Short exercise >>
Scan the lines below for the word "year". Copy each line you find it in.

Figure collection entries >>
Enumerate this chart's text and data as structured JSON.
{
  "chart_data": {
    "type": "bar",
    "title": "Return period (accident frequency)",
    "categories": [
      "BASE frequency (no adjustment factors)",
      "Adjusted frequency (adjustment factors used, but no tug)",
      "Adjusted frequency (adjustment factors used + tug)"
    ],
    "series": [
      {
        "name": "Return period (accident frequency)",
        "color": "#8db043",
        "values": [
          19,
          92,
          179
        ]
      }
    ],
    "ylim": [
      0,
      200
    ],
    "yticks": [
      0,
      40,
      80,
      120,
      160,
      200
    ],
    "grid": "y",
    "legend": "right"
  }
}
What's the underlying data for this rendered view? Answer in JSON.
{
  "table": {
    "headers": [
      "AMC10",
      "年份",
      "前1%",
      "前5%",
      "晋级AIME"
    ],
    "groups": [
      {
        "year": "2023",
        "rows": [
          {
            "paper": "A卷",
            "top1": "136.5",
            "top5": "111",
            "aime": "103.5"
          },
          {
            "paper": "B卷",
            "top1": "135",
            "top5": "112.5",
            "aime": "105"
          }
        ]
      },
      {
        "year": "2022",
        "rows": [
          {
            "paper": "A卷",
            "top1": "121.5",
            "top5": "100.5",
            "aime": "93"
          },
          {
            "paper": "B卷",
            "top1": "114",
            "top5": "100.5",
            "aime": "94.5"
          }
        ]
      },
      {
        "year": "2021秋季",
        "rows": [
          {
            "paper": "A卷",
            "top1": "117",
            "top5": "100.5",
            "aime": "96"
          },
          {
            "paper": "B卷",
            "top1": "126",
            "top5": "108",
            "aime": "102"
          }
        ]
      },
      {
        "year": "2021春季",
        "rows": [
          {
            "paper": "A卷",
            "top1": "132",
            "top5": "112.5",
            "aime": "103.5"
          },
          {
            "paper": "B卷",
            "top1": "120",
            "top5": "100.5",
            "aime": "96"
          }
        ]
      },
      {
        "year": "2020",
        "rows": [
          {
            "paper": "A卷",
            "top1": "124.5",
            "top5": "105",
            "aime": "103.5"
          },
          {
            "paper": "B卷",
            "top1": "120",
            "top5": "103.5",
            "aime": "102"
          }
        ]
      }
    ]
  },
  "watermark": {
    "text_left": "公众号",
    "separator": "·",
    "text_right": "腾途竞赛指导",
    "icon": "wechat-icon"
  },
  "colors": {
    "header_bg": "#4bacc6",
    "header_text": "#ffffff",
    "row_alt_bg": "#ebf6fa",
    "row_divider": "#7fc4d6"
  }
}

Solution to the exercise >>
        "year": "2023",
        "year": "2022",
        "year": "2021秋季",
        "year": "2021春季",
        "year": "2020",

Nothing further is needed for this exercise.